• EXERCISE DIRECTIONS:
Scan the data. Collect each line that contains the word "into".

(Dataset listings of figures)
-=-=-

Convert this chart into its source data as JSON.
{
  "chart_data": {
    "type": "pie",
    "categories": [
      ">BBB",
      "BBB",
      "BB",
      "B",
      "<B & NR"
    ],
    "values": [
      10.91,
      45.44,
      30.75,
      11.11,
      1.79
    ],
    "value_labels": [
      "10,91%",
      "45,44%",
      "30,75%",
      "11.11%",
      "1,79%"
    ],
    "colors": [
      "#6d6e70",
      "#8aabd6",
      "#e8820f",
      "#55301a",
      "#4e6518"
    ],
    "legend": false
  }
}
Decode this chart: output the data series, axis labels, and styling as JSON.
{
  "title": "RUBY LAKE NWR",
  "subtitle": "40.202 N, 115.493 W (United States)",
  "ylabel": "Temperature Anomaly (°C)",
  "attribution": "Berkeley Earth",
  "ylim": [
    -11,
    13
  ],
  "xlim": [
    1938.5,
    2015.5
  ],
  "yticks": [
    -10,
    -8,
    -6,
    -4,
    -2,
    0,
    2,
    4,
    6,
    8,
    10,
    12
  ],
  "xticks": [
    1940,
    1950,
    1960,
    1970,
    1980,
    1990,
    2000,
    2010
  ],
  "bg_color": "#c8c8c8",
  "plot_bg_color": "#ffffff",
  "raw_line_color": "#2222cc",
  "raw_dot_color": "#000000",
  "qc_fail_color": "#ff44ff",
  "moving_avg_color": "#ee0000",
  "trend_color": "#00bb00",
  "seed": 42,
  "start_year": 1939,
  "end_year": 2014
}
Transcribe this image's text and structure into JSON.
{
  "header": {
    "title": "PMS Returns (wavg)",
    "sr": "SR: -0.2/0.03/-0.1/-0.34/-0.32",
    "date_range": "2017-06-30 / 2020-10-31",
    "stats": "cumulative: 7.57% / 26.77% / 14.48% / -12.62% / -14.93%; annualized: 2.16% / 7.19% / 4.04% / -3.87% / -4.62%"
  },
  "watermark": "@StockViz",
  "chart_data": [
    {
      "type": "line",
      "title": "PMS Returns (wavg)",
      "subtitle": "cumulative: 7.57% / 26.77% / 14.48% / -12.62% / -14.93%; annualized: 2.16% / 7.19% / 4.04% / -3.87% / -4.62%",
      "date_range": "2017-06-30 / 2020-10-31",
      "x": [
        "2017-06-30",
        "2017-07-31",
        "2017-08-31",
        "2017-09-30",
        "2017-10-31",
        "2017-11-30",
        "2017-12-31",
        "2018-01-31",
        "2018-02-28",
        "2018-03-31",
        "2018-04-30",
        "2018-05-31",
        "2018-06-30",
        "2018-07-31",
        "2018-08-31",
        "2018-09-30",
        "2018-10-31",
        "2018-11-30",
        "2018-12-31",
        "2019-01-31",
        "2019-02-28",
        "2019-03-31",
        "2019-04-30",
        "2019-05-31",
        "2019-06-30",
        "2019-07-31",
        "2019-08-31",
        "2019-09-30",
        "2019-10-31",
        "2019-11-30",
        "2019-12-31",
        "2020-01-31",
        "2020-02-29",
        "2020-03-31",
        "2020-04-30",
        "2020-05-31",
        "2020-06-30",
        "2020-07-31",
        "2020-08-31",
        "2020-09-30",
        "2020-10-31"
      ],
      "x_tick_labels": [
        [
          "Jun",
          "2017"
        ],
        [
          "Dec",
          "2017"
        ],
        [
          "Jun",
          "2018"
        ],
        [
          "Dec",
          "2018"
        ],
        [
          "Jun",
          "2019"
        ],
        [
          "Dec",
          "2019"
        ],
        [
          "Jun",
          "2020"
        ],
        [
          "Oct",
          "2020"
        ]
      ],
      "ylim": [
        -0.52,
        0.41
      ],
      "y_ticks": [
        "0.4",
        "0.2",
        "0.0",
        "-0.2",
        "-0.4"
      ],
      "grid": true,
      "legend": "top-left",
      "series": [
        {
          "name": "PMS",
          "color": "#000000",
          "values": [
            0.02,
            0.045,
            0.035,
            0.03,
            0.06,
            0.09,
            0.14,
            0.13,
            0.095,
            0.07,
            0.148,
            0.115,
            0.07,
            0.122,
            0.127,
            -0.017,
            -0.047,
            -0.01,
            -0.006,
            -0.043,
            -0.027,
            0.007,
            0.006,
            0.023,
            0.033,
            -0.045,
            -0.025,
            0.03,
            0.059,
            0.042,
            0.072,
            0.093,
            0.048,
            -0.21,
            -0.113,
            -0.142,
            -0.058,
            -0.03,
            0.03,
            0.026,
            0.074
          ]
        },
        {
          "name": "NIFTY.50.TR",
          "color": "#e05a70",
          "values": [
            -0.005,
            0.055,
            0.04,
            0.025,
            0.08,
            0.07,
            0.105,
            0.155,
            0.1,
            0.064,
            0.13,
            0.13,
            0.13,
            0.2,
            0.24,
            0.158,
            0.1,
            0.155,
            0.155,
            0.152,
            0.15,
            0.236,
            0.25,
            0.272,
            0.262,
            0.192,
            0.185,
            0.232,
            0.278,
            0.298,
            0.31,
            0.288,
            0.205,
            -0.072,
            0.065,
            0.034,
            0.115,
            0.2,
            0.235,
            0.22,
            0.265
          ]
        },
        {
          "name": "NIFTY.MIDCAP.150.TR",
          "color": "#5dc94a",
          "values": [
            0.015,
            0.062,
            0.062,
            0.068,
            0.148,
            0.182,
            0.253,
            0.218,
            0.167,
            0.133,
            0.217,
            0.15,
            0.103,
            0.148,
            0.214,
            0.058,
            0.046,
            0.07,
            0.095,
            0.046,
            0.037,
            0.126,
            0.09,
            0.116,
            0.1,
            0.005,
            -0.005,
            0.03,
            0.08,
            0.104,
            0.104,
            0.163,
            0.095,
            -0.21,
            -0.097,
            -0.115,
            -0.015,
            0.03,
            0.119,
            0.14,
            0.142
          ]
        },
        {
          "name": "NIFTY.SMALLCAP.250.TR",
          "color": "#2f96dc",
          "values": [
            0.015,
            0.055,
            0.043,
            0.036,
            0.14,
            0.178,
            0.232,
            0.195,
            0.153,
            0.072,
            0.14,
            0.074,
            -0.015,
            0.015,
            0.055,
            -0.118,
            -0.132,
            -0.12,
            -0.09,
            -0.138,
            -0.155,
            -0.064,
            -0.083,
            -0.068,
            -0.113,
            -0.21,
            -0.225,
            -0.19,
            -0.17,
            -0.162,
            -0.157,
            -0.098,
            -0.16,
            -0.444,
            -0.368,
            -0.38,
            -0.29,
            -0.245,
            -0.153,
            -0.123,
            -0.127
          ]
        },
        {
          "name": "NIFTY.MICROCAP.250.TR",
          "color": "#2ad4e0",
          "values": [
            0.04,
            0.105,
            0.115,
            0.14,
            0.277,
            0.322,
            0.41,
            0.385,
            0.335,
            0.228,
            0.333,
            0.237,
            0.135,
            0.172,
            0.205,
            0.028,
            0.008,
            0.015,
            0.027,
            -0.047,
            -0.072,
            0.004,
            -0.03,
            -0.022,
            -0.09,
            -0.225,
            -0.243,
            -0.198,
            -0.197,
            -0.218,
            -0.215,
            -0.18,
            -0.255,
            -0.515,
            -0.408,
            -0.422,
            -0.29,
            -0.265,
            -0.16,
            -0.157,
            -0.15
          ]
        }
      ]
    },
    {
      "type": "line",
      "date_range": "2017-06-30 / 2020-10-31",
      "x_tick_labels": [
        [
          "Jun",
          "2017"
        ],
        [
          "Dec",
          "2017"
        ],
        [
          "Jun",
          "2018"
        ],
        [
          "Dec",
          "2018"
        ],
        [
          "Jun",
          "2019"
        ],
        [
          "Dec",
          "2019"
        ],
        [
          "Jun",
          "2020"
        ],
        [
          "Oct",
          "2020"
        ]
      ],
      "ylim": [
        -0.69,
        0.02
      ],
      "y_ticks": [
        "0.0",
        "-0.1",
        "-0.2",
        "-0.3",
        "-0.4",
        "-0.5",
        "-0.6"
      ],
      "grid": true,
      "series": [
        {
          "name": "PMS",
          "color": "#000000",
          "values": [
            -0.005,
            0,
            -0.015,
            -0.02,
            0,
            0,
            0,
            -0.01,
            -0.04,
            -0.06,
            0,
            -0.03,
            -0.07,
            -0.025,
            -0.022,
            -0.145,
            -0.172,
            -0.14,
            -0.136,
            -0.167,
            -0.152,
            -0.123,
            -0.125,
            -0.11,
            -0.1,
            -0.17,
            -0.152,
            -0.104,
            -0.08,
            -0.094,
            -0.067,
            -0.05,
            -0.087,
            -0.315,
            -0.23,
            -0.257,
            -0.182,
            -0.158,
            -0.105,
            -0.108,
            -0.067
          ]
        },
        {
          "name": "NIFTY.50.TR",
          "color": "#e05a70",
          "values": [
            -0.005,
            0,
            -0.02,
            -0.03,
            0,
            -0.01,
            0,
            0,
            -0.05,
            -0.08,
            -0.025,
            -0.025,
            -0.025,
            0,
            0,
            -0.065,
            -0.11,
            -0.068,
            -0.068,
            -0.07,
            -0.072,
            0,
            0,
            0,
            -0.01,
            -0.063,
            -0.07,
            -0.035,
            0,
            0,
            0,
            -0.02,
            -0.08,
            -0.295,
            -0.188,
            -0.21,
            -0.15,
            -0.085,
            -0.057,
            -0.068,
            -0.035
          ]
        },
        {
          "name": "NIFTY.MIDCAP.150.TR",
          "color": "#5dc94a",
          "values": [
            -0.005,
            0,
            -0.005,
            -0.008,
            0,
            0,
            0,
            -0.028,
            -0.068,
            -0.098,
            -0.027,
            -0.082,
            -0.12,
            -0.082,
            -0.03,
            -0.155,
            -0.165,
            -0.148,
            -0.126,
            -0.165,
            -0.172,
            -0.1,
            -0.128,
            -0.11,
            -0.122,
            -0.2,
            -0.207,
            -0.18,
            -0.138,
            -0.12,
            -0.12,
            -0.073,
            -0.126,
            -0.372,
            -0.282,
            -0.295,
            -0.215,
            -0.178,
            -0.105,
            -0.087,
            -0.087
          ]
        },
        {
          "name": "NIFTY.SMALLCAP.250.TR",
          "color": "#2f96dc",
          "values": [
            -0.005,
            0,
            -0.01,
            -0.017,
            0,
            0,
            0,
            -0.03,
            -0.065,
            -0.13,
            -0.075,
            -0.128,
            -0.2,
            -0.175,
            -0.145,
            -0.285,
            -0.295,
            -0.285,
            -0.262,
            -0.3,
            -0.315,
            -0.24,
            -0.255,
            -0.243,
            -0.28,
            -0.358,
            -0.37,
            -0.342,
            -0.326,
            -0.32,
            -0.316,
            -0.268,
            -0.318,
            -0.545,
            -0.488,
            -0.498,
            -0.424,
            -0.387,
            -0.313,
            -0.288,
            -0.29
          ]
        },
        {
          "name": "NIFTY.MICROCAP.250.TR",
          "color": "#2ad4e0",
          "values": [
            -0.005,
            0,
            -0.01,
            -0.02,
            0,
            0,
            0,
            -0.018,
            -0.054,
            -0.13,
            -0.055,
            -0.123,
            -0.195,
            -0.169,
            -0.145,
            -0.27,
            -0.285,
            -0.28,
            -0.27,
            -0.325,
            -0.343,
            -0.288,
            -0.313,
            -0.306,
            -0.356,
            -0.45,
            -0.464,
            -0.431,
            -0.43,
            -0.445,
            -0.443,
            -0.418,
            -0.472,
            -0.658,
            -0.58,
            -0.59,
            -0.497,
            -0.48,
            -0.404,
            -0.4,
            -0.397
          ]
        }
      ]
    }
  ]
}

-=-=-

• THE RESULT:
Convert this chart into its source data as JSON.
Transcribe this image's text and structure into JSON.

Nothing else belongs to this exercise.